- Work instructions
- 1) In the text on the programmer tool, what command resumes from an earlier state?
- 2) Transcribe the stretch of the text on the programmer tool from "programmer --state <state_ref>" through "against the Evaluations.".
- 3) Based on the text on the programmer tool, answer yes or no to each statement and quote the words that decide it: (a) The o1 agents currently work very well. (b) programmer runs agent commands without asking you first. (c) Evaluations are compared to unit tests for AI.

GIANT WARNING: Remember, programmer directly runs agent commands on your machine, without prompting you first. The o1 models are brand new and should not be trusted to do this! You have been GIANT WARNING warned.

programmer settings set agent o1-preview-2024-09-12_o1harness
# OR
programmer settings set agent o1-mini-2024-09-12_o1harness

The o1 agents currently don't work very well, and might do dangerous things. But they do work!

Examples

  • "What processes are listening on port 4512?" ... "ok, please kill them"
  • "What's in frog.jpg?"
  • "Write a function to determine if a tic-tac-toe game is won in a file called tictactoe.py. also write unit tests, and iterate until they pass."
  • "Fix all the type errors in this project"

Usage

Just

programmer

Alternatively:

programmer prompt <initial_prompt>

To resume from an earlier state:

programmer --state <state_ref>

Tracking

Programmer is designed to get better over time. For that we need to track trajectories, identify good and bad ones to add to Evaluations (like unit tests for AI), and then iterate on programmer's prompts and architecture to improve against the Evaluations.

- Information supplied
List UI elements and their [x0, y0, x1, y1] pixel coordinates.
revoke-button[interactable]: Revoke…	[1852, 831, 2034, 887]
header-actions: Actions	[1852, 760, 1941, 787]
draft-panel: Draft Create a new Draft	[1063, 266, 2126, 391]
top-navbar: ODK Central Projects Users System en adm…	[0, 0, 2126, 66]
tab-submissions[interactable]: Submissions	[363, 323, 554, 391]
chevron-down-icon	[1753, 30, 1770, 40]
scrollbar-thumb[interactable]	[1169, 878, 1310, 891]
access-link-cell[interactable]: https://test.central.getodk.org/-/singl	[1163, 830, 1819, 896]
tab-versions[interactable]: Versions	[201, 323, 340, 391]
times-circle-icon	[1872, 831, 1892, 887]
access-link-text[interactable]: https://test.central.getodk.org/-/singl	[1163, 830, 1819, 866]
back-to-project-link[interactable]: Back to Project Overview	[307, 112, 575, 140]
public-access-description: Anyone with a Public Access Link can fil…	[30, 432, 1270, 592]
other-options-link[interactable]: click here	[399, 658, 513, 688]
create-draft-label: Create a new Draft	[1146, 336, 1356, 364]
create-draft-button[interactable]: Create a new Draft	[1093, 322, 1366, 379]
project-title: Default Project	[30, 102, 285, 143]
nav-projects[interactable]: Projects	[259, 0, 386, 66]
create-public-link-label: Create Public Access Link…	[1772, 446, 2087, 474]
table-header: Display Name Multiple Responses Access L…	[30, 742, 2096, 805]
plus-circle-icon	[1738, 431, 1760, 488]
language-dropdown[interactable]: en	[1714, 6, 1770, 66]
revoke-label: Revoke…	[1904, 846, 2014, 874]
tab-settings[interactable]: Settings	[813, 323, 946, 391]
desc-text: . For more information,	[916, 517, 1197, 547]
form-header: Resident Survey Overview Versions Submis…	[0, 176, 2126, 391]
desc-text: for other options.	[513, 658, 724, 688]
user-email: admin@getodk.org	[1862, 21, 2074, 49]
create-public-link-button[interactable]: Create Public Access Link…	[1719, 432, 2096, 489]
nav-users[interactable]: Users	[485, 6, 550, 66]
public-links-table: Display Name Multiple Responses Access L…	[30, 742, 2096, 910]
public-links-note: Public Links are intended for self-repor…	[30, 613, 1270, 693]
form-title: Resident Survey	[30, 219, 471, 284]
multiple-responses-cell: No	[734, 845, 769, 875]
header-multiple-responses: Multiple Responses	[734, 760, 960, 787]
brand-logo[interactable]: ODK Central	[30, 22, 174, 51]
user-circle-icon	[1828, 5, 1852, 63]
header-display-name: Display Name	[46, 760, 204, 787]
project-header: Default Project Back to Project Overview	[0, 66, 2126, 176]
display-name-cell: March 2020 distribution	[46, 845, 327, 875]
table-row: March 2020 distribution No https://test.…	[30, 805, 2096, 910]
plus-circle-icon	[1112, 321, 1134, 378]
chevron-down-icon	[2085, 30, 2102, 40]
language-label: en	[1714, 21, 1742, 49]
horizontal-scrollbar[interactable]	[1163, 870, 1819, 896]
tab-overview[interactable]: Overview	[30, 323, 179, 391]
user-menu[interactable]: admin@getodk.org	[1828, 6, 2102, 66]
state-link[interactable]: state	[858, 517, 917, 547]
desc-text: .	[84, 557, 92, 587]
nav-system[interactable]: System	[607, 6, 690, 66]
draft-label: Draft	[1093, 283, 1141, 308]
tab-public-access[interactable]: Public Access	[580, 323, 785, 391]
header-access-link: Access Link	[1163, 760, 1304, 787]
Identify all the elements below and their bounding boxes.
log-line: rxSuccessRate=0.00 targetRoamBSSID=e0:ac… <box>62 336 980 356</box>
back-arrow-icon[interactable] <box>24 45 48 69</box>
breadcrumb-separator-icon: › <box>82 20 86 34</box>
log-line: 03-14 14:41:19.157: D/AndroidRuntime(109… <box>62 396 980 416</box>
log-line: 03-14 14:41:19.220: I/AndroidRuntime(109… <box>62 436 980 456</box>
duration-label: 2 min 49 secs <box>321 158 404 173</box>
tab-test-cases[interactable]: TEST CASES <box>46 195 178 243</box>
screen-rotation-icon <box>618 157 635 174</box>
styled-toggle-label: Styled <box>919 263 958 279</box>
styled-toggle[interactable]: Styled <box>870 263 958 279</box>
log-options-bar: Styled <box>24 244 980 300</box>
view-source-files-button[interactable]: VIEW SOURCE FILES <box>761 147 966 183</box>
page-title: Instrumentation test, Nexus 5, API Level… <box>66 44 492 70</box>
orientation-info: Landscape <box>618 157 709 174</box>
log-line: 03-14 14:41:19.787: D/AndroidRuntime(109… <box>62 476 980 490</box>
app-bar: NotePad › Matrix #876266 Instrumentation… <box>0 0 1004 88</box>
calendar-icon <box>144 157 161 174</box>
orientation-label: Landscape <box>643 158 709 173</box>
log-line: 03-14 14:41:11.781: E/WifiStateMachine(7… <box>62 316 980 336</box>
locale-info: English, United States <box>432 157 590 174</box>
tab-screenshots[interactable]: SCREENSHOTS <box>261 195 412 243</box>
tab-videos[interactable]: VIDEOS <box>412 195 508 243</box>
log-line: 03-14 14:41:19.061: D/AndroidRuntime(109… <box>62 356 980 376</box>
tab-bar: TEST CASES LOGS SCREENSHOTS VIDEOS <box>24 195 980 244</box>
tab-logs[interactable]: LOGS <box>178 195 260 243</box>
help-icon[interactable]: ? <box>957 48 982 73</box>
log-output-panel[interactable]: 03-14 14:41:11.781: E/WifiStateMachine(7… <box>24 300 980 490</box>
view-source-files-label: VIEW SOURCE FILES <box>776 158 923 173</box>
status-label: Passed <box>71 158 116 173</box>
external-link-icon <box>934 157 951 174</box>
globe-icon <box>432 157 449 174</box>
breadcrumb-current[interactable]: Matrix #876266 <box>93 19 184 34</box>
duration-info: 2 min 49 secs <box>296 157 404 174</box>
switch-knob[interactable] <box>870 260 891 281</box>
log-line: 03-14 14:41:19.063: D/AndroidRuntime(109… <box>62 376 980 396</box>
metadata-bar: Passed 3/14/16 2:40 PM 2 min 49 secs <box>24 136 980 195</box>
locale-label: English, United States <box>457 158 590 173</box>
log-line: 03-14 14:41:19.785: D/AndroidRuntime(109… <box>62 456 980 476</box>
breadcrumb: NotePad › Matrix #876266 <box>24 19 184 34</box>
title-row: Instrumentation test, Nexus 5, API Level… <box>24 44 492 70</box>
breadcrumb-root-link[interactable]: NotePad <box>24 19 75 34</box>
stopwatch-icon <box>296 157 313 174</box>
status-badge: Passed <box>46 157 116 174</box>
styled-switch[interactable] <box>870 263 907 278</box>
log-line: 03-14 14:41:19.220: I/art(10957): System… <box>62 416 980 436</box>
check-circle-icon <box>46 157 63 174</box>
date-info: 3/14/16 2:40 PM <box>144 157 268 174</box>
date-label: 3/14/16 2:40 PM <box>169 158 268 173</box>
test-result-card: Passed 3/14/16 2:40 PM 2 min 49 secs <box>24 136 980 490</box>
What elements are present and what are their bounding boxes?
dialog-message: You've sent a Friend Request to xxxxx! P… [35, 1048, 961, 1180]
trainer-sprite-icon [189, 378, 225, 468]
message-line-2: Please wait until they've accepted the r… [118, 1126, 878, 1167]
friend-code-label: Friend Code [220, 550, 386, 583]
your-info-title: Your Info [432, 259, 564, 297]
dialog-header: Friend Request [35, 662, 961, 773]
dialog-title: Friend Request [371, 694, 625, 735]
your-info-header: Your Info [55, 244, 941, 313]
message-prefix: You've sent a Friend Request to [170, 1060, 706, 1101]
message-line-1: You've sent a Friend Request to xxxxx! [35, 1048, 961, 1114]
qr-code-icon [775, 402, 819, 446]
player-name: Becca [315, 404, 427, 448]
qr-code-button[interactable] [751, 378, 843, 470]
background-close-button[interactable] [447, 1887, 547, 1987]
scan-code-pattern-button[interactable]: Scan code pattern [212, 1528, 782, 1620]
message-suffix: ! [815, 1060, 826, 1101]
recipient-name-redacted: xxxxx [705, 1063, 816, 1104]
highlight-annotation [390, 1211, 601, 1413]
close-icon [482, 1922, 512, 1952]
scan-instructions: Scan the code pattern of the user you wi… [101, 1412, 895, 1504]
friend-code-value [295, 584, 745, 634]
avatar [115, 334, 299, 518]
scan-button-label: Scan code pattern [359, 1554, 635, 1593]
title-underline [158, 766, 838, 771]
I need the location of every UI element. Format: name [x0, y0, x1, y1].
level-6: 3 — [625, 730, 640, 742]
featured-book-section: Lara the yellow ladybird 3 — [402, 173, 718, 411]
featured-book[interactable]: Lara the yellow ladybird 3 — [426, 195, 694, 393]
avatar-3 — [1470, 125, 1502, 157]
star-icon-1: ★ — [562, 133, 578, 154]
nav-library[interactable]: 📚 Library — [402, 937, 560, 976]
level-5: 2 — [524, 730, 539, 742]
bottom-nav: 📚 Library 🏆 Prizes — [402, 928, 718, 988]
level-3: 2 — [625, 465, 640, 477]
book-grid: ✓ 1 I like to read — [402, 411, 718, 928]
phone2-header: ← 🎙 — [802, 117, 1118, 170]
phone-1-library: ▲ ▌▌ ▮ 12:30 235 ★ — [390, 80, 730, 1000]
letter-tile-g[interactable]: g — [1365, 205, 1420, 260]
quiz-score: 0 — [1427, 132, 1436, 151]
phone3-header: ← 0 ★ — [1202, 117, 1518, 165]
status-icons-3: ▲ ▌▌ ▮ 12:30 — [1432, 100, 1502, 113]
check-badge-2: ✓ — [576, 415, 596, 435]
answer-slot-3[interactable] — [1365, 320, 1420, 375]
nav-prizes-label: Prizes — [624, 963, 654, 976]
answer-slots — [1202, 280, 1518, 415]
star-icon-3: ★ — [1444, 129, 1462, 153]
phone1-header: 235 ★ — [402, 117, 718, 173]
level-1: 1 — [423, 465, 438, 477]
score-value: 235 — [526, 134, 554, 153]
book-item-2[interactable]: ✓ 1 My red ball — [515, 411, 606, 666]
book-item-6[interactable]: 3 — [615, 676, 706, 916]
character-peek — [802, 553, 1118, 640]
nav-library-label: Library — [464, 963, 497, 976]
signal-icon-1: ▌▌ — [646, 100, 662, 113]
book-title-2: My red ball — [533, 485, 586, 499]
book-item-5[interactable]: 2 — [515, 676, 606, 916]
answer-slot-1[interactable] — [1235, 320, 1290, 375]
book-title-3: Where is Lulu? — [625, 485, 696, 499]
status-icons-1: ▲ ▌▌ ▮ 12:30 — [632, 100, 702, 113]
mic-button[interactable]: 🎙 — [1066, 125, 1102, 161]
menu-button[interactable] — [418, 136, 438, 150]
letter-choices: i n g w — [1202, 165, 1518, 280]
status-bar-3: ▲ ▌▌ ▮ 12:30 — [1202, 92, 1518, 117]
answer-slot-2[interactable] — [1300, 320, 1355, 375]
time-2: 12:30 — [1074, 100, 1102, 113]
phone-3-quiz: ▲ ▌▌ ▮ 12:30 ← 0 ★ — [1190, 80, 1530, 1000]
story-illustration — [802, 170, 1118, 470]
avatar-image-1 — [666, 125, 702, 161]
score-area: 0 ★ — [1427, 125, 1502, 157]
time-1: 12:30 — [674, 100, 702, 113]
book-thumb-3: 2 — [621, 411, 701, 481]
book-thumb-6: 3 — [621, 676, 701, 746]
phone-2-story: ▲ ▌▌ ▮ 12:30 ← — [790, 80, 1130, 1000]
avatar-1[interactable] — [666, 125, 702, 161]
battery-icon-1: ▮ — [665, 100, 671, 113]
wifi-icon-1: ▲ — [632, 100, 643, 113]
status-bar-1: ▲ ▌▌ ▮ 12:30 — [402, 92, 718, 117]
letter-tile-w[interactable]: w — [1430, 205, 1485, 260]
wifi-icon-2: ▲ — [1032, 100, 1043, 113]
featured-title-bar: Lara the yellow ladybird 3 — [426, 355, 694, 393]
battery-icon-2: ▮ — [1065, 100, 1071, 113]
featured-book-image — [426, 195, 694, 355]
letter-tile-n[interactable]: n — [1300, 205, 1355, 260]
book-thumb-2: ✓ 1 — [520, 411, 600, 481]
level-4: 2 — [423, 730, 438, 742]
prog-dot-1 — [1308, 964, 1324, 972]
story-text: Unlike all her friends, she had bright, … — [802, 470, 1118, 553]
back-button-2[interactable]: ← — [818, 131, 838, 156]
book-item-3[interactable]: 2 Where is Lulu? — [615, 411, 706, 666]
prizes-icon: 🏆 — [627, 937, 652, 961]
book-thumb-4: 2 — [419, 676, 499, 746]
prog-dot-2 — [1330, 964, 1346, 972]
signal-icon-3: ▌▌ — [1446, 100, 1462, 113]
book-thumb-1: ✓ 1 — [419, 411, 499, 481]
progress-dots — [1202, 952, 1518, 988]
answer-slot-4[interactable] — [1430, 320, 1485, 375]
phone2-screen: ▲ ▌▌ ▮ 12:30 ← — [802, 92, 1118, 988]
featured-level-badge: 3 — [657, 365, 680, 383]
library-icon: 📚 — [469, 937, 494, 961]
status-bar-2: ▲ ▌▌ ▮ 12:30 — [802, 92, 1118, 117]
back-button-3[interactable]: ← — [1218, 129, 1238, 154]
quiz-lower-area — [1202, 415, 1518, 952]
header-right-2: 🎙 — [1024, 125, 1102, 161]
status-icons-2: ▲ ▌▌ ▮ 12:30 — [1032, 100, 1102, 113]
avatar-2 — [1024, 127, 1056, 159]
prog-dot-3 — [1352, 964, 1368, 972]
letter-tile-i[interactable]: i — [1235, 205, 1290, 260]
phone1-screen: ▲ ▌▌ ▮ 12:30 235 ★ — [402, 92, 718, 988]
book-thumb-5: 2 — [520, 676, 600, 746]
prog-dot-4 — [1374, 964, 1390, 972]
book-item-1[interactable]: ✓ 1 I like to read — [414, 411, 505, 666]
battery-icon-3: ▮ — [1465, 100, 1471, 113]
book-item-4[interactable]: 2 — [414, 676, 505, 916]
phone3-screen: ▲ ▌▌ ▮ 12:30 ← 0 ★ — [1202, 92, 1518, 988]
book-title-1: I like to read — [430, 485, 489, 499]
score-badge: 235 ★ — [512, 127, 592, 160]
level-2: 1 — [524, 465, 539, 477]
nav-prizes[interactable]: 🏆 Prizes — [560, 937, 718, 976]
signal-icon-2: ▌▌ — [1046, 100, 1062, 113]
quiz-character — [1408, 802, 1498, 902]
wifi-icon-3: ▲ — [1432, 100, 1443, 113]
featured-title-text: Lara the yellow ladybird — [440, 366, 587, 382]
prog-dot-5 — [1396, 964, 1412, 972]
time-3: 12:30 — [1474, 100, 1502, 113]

- Answers provided
- 1) programmer --state <state_ref>

- 2)
programmer --state <state_ref>

Tracking

Programmer is designed to get better over time. For that we need to track trajectories, identify good and bad ones to add to Evaluations (like unit tests for AI), and then iterate on programmer's prompts and architecture to improve against the Evaluations.

- 3)
(a) No: "The o1 agents currently don't work very well"
(b) Yes: "programmer directly runs agent commands on your machine, without prompting you first"
(c) Yes: "Evaluations (like unit tests for AI)"